[Start of EXTRACTED ENTRIES]

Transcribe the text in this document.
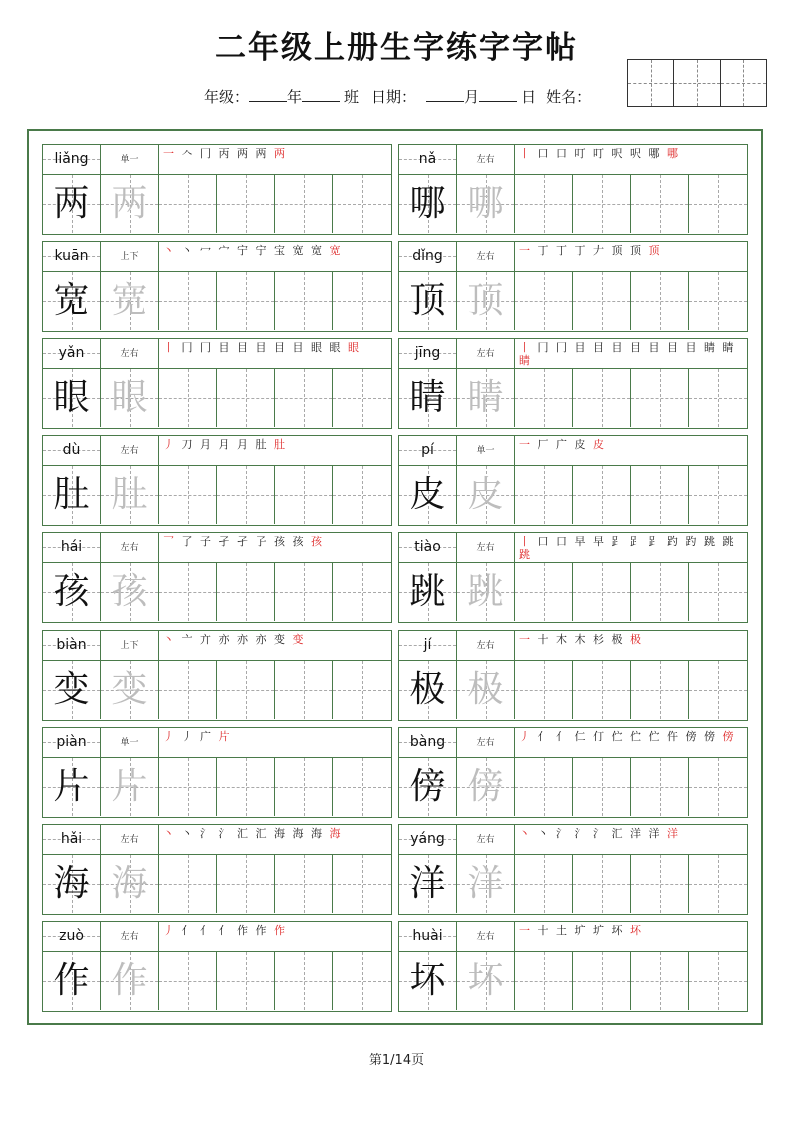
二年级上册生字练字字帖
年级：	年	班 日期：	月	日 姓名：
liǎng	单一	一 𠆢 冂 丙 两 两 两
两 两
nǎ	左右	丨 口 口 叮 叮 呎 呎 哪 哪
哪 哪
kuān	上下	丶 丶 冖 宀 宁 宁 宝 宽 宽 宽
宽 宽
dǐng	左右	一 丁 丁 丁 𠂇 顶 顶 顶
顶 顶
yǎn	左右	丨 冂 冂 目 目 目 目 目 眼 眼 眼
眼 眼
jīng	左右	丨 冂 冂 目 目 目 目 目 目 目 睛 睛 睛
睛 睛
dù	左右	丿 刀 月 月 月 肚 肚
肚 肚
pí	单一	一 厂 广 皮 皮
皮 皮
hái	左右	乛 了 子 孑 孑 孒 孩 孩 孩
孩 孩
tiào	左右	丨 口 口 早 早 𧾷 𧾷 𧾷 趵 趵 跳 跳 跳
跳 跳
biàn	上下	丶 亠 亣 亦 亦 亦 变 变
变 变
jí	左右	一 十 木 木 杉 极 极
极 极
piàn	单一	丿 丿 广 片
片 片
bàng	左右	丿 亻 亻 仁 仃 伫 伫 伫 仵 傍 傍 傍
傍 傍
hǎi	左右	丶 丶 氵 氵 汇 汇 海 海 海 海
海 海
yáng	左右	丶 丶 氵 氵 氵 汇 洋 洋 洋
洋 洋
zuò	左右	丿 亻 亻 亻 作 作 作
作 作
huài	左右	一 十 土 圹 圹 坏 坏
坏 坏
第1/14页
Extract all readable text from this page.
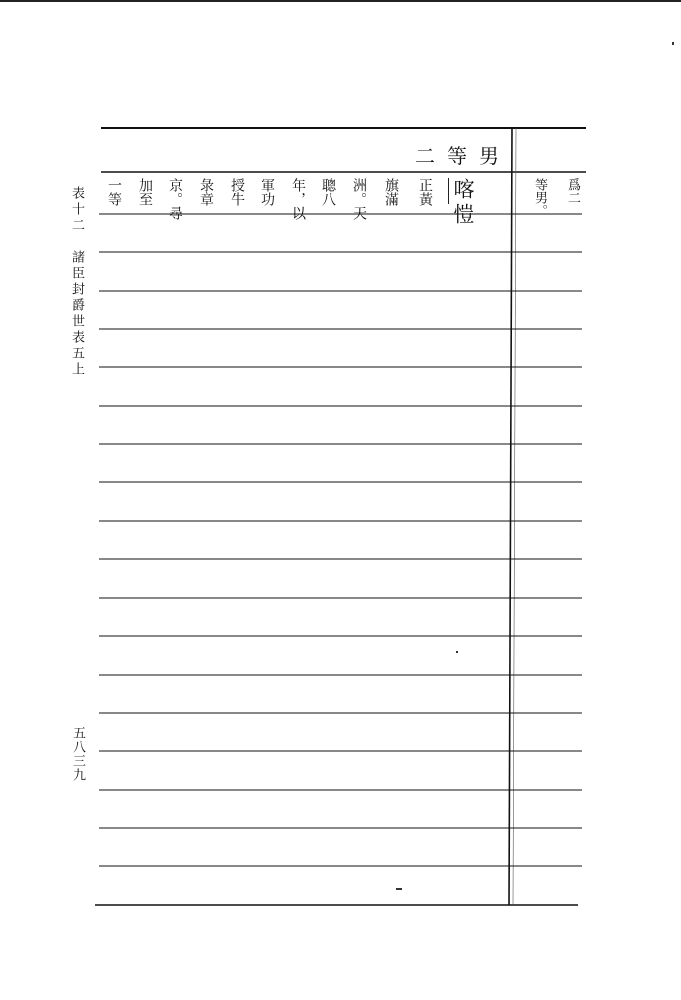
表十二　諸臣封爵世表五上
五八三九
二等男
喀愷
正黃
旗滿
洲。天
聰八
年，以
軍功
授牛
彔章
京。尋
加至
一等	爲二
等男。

[End of EXTRACTED ENTRIES]

**YOUR TASK:** Look through the entries above; copy each line where the string "this" appears.

**EXERCISE ANSWER:**
Transcribe the text in this document.
Extract all readable text from this page.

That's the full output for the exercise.